• **Provided data**:
## Start

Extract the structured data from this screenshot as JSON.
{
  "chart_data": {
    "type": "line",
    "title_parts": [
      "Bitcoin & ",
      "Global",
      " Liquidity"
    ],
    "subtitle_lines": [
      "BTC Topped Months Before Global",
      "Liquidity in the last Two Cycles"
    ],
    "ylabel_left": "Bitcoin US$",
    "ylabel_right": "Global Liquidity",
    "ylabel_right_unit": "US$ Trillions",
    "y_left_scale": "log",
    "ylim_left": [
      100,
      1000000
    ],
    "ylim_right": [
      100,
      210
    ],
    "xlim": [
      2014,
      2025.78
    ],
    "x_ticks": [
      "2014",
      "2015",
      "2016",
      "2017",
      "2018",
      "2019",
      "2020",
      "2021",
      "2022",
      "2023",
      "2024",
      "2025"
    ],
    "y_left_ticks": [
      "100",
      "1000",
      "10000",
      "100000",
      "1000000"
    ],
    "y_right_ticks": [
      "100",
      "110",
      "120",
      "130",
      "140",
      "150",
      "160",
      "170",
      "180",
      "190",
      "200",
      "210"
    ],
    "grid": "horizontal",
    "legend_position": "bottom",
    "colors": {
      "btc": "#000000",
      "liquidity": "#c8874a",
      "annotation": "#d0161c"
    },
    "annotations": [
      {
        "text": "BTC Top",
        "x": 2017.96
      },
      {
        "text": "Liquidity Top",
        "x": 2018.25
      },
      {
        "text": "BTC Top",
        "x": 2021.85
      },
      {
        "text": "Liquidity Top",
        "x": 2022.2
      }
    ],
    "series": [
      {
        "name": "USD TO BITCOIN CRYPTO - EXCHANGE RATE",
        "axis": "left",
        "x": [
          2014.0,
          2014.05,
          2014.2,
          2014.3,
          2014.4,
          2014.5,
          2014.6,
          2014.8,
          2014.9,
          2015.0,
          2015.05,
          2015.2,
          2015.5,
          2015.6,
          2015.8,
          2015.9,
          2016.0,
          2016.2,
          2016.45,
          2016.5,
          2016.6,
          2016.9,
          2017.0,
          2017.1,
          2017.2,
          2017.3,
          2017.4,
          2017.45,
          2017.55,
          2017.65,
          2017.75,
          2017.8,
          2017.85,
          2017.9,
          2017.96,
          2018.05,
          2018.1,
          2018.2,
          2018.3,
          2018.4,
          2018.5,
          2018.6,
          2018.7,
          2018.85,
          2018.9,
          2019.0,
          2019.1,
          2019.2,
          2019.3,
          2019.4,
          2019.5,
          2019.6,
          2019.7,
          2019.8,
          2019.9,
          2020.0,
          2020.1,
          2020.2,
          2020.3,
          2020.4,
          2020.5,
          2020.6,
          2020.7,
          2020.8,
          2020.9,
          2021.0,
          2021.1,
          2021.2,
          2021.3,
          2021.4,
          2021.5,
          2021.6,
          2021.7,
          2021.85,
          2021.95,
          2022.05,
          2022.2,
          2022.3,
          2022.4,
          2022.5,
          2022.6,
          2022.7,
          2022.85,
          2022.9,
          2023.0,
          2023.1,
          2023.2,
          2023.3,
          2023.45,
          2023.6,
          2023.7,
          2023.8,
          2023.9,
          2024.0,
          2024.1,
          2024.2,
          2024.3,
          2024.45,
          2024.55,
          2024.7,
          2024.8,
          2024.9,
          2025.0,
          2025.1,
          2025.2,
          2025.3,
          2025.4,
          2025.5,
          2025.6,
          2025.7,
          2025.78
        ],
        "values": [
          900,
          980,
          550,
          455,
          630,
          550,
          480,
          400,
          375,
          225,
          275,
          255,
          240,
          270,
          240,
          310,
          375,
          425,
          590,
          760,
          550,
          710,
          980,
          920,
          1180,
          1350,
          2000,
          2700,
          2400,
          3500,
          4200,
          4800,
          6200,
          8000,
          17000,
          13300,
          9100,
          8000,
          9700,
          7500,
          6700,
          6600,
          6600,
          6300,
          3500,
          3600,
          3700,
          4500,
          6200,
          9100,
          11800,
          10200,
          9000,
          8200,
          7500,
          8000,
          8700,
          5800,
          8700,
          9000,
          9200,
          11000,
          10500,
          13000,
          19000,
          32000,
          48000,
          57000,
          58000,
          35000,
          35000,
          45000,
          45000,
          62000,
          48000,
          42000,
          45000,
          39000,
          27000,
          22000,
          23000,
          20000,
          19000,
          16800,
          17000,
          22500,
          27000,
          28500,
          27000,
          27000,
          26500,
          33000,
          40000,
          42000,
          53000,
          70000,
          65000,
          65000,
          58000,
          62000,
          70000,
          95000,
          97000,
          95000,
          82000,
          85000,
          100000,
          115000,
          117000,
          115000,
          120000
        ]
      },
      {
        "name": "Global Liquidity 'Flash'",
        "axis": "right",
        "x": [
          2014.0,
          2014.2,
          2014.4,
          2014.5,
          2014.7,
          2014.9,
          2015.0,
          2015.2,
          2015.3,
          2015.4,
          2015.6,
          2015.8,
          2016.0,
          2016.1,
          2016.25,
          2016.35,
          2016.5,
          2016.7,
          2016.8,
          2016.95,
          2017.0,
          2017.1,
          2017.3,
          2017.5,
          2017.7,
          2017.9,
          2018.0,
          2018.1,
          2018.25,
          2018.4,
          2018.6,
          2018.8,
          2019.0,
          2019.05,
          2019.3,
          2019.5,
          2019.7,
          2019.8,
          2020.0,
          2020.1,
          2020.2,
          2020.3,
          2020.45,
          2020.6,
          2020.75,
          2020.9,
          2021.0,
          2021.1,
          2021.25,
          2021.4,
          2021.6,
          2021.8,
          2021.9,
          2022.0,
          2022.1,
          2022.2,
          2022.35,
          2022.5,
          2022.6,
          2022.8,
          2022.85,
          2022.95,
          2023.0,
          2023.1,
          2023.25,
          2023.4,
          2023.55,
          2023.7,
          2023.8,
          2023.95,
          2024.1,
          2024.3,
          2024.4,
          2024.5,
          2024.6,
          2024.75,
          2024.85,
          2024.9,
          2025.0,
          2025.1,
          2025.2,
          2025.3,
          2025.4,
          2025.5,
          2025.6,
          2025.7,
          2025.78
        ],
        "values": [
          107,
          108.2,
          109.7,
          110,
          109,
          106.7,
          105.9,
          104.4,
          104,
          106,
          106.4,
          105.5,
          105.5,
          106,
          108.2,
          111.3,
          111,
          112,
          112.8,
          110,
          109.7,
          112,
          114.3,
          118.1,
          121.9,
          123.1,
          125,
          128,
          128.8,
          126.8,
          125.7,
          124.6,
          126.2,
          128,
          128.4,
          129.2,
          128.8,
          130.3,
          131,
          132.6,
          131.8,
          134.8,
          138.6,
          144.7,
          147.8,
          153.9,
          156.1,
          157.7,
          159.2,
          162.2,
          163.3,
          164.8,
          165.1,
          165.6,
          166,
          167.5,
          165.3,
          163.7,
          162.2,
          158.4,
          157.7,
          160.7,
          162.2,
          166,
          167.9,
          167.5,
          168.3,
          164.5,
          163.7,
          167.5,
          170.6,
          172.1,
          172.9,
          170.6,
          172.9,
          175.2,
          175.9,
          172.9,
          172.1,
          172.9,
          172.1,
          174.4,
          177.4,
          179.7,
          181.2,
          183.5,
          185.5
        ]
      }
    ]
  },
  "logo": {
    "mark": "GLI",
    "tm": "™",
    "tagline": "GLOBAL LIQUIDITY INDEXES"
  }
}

## End

• **Stated exercise**: Copy out the material above in its entirety. Every detail must match.

• **Response to this exercise**:
Extract the structured data from this screenshot as JSON.
{
  "chart_data": {
    "type": "line",
    "title_parts": [
      "Bitcoin & ",
      "Global",
      " Liquidity"
    ],
    "subtitle_lines": [
      "BTC Topped Months Before Global",
      "Liquidity in the last Two Cycles"
    ],
    "ylabel_left": "Bitcoin US$",
    "ylabel_right": "Global Liquidity",
    "ylabel_right_unit": "US$ Trillions",
    "y_left_scale": "log",
    "ylim_left": [
      100,
      1000000
    ],
    "ylim_right": [
      100,
      210
    ],
    "xlim": [
      2014,
      2025.78
    ],
    "x_ticks": [
      "2014",
      "2015",
      "2016",
      "2017",
      "2018",
      "2019",
      "2020",
      "2021",
      "2022",
      "2023",
      "2024",
      "2025"
    ],
    "y_left_ticks": [
      "100",
      "1000",
      "10000",
      "100000",
      "1000000"
    ],
    "y_right_ticks": [
      "100",
      "110",
      "120",
      "130",
      "140",
      "150",
      "160",
      "170",
      "180",
      "190",
      "200",
      "210"
    ],
    "grid": "horizontal",
    "legend_position": "bottom",
    "colors": {
      "btc": "#000000",
      "liquidity": "#c8874a",
      "annotation": "#d0161c"
    },
    "annotations": [
      {
        "text": "BTC Top",
        "x": 2017.96
      },
      {
        "text": "Liquidity Top",
        "x": 2018.25
      },
      {
        "text": "BTC Top",
        "x": 2021.85
      },
      {
        "text": "Liquidity Top",
        "x": 2022.2
      }
    ],
    "series": [
      {
        "name": "USD TO BITCOIN CRYPTO - EXCHANGE RATE",
        "axis": "left",
        "x": [
          2014.0,
          2014.05,
          2014.2,
          2014.3,
          2014.4,
          2014.5,
          2014.6,
          2014.8,
          2014.9,
          2015.0,
          2015.05,
          2015.2,
          2015.5,
          2015.6,
          2015.8,
          2015.9,
          2016.0,
          2016.2,
          2016.45,
          2016.5,
          2016.6,
          2016.9,
          2017.0,
          2017.1,
          2017.2,
          2017.3,
          2017.4,
          2017.45,
          2017.55,
          2017.65,
          2017.75,
          2017.8,
          2017.85,
          2017.9,
          2017.96,
          2018.05,
          2018.1,
          2018.2,
          2018.3,
          2018.4,
          2018.5,
          2018.6,
          2018.7,
          2018.85,
          2018.9,
          2019.0,
          2019.1,
          2019.2,
          2019.3,
          2019.4,
          2019.5,
          2019.6,
          2019.7,
          2019.8,
          2019.9,
          2020.0,
          2020.1,
          2020.2,
          2020.3,
          2020.4,
          2020.5,
          2020.6,
          2020.7,
          2020.8,
          2020.9,
          2021.0,
          2021.1,
          2021.2,
          2021.3,
          2021.4,
          2021.5,
          2021.6,
          2021.7,
          2021.85,
          2021.95,
          2022.05,
          2022.2,
          2022.3,
          2022.4,
          2022.5,
          2022.6,
          2022.7,
          2022.85,
          2022.9,
          2023.0,
          2023.1,
          2023.2,
          2023.3,
          2023.45,
          2023.6,
          2023.7,
          2023.8,
          2023.9,
          2024.0,
          2024.1,
          2024.2,
          2024.3,
          2024.45,
          2024.55,
          2024.7,
          2024.8,
          2024.9,
          2025.0,
          2025.1,
          2025.2,
          2025.3,
          2025.4,
          2025.5,
          2025.6,
          2025.7,
          2025.78
        ],
        "values": [
          900,
          980,
          550,
          455,
          630,
          550,
          480,
          400,
          375,
          225,
          275,
          255,
          240,
          270,
          240,
          310,
          375,
          425,
          590,
          760,
          550,
          710,
          980,
          920,
          1180,
          1350,
          2000,
          2700,
          2400,
          3500,
          4200,
          4800,
          6200,
          8000,
          17000,
          13300,
          9100,
          8000,
          9700,
          7500,
          6700,
          6600,
          6600,
          6300,
          3500,
          3600,
          3700,
          4500,
          6200,
          9100,
          11800,
          10200,
          9000,
          8200,
          7500,
          8000,
          8700,
          5800,
          8700,
          9000,
          9200,
          11000,
          10500,
          13000,
          19000,
          32000,
          48000,
          57000,
          58000,
          35000,
          35000,
          45000,
          45000,
          62000,
          48000,
          42000,
          45000,
          39000,
          27000,
          22000,
          23000,
          20000,
          19000,
          16800,
          17000,
          22500,
          27000,
          28500,
          27000,
          27000,
          26500,
          33000,
          40000,
          42000,
          53000,
          70000,
          65000,
          65000,
          58000,
          62000,
          70000,
          95000,
          97000,
          95000,
          82000,
          85000,
          100000,
          115000,
          117000,
          115000,
          120000
        ]
      },
      {
        "name": "Global Liquidity 'Flash'",
        "axis": "right",
        "x": [
          2014.0,
          2014.2,
          2014.4,
          2014.5,
          2014.7,
          2014.9,
          2015.0,
          2015.2,
          2015.3,
          2015.4,
          2015.6,
          2015.8,
          2016.0,
          2016.1,
          2016.25,
          2016.35,
          2016.5,
          2016.7,
          2016.8,
          2016.95,
          2017.0,
          2017.1,
          2017.3,
          2017.5,
          2017.7,
          2017.9,
          2018.0,
          2018.1,
          2018.25,
          2018.4,
          2018.6,
          2018.8,
          2019.0,
          2019.05,
          2019.3,
          2019.5,
          2019.7,
          2019.8,
          2020.0,
          2020.1,
          2020.2,
          2020.3,
          2020.45,
          2020.6,
          2020.75,
          2020.9,
          2021.0,
          2021.1,
          2021.25,
          2021.4,
          2021.6,
          2021.8,
          2021.9,
          2022.0,
          2022.1,
          2022.2,
          2022.35,
          2022.5,
          2022.6,
          2022.8,
          2022.85,
          2022.95,
          2023.0,
          2023.1,
          2023.25,
          2023.4,
          2023.55,
          2023.7,
          2023.8,
          2023.95,
          2024.1,
          2024.3,
          2024.4,
          2024.5,
          2024.6,
          2024.75,
          2024.85,
          2024.9,
          2025.0,
          2025.1,
          2025.2,
          2025.3,
          2025.4,
          2025.5,
          2025.6,
          2025.7,
          2025.78
        ],
        "values": [
          107,
          108.2,
          109.7,
          110,
          109,
          106.7,
          105.9,
          104.4,
          104,
          106,
          106.4,
          105.5,
          105.5,
          106,
          108.2,
          111.3,
          111,
          112,
          112.8,
          110,
          109.7,
          112,
          114.3,
          118.1,
          121.9,
          123.1,
          125,
          128,
          128.8,
          126.8,
          125.7,
          124.6,
          126.2,
          128,
          128.4,
          129.2,
          128.8,
          130.3,
          131,
          132.6,
          131.8,
          134.8,
          138.6,
          144.7,
          147.8,
          153.9,
          156.1,
          157.7,
          159.2,
          162.2,
          163.3,
          164.8,
          165.1,
          165.6,
          166,
          167.5,
          165.3,
          163.7,
          162.2,
          158.4,
          157.7,
          160.7,
          162.2,
          166,
          167.9,
          167.5,
          168.3,
          164.5,
          163.7,
          167.5,
          170.6,
          172.1,
          172.9,
          170.6,
          172.9,
          175.2,
          175.9,
          172.9,
          172.1,
          172.9,
          172.1,
          174.4,
          177.4,
          179.7,
          181.2,
          183.5,
          185.5
        ]
      }
    ]
  },
  "logo": {
    "mark": "GLI",
    "tm": "™",
    "tagline": "GLOBAL LIQUIDITY INDEXES"
  }
}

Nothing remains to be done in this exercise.